PROVIDED ENTRIES>
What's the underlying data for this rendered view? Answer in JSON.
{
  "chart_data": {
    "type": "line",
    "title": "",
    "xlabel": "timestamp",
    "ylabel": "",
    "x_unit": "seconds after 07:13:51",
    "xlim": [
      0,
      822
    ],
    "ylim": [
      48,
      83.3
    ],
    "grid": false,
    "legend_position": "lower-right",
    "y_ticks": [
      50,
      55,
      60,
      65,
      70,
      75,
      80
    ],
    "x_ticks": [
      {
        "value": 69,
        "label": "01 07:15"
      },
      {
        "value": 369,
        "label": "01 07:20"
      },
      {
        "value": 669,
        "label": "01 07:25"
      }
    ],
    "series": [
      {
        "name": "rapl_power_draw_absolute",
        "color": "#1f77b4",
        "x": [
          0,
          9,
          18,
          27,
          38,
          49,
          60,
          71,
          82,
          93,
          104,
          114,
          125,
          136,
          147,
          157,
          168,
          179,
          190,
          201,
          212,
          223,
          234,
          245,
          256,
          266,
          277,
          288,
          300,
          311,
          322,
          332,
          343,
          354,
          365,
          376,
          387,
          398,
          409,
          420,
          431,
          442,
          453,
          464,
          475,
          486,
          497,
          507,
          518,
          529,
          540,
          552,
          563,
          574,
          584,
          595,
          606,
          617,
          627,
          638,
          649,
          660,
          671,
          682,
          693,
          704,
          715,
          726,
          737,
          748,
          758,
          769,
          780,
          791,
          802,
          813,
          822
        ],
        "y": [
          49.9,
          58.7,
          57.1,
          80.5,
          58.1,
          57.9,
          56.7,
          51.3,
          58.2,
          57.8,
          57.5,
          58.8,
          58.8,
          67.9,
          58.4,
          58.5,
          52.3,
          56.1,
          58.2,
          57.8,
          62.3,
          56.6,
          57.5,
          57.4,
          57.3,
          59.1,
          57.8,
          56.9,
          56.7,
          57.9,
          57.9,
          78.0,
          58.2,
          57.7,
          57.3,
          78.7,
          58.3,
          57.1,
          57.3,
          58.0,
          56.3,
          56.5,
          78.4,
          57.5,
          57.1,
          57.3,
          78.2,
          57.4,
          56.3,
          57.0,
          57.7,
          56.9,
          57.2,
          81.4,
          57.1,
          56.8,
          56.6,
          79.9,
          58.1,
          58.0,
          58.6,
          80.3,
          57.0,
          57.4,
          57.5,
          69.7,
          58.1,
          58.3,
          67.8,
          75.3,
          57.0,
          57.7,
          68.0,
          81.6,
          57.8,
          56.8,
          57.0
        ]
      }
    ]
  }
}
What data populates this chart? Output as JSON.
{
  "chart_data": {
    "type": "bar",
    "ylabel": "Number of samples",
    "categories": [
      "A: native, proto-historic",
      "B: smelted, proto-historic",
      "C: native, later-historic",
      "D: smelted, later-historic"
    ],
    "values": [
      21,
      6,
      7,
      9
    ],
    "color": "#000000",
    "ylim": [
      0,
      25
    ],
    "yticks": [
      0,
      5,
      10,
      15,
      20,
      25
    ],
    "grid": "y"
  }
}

--

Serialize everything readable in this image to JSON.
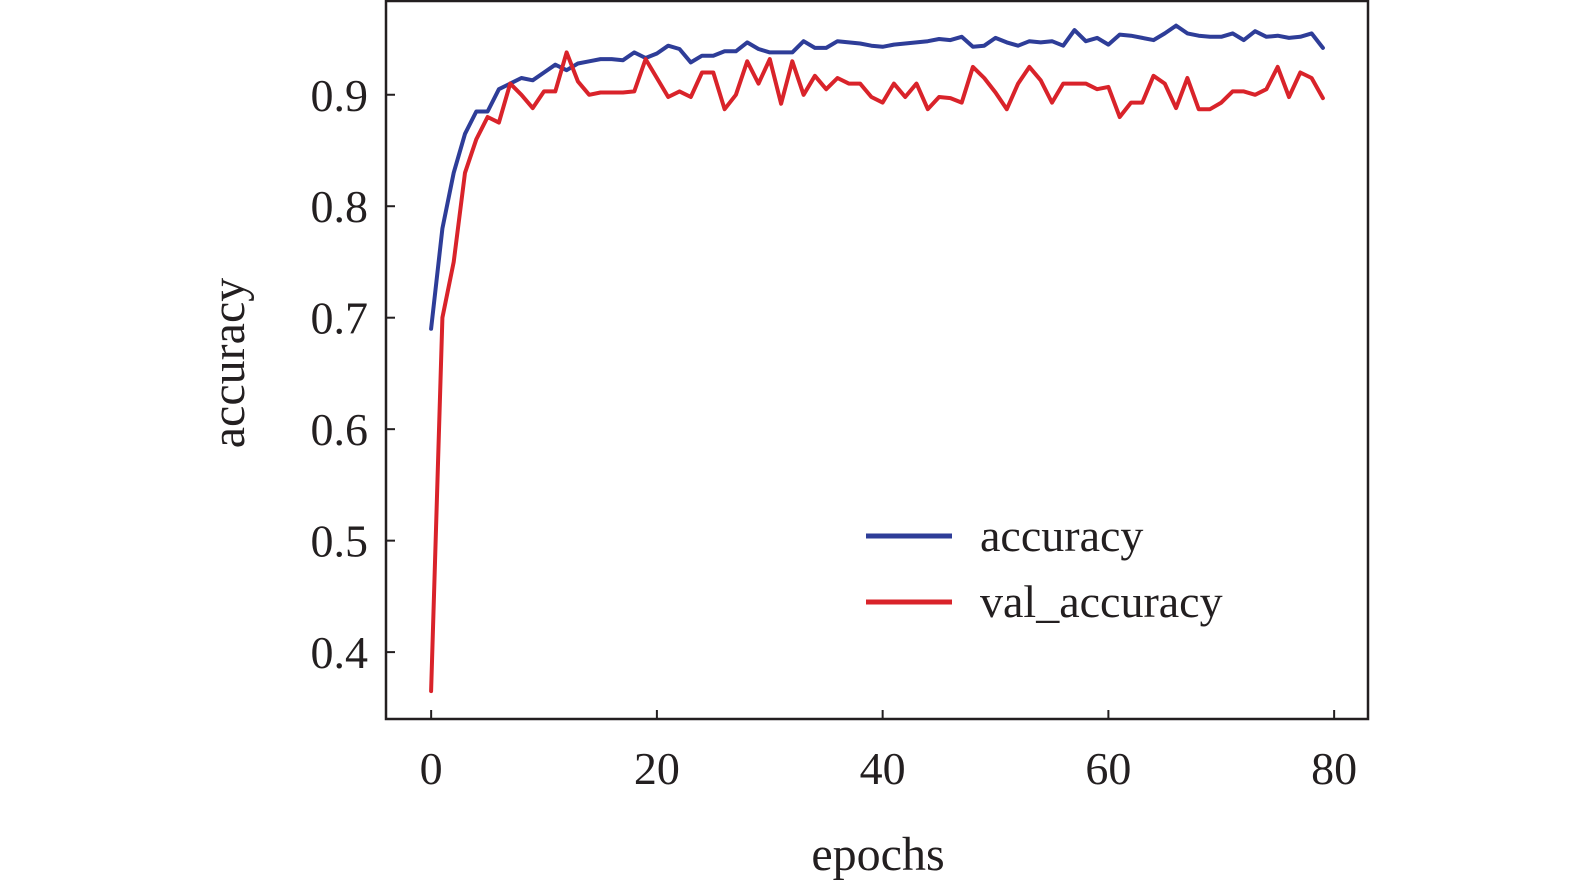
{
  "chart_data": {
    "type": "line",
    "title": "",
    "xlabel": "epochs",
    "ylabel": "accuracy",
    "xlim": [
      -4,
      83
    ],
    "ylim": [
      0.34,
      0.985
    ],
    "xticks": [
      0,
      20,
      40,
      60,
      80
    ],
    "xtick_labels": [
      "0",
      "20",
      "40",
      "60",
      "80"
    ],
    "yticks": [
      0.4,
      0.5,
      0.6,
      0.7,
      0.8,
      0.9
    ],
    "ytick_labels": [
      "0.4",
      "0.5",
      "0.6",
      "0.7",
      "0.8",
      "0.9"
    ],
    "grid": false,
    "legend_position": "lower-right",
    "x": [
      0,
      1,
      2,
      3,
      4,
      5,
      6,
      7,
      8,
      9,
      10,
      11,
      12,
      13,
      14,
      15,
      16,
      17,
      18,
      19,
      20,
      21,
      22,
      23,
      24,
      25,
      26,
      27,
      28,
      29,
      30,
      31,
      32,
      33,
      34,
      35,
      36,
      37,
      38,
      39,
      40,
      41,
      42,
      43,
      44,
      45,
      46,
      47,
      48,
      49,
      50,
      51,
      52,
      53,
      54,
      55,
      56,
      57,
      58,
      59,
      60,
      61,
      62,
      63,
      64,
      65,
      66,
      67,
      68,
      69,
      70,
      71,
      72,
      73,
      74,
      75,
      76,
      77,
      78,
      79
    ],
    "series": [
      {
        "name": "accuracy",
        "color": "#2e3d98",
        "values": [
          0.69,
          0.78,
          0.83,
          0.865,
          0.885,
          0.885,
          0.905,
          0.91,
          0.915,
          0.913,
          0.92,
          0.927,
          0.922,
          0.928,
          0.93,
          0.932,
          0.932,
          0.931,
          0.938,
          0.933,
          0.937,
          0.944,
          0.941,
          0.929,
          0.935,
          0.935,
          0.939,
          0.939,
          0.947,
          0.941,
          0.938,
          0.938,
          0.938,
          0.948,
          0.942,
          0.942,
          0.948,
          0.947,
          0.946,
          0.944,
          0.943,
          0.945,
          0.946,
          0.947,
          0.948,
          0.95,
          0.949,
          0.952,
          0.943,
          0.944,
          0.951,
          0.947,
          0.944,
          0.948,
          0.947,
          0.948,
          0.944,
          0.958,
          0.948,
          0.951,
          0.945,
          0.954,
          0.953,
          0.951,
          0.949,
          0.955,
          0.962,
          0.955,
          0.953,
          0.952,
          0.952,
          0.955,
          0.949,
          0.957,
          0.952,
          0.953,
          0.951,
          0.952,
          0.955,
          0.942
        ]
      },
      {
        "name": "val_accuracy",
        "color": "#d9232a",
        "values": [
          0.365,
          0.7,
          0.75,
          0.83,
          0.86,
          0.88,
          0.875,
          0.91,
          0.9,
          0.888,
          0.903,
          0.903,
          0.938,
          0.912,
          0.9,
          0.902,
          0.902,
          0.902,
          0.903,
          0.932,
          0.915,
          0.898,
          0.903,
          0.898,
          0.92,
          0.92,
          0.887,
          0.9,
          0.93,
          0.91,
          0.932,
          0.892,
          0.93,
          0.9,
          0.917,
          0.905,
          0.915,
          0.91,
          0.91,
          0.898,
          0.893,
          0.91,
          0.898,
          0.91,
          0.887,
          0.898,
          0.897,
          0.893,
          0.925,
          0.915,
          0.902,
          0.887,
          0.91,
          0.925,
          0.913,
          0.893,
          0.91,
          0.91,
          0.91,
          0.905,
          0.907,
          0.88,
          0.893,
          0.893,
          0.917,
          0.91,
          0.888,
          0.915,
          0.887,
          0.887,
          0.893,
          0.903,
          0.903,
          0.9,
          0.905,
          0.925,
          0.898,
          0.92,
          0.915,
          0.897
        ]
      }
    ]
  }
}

REQUEST>
From the data, pick out every line that includes "color".

SOLUTION>
        "color": "#1f77b4",
    "color": "#000000",
        "color": "#2e3d98",
        "color": "#d9232a",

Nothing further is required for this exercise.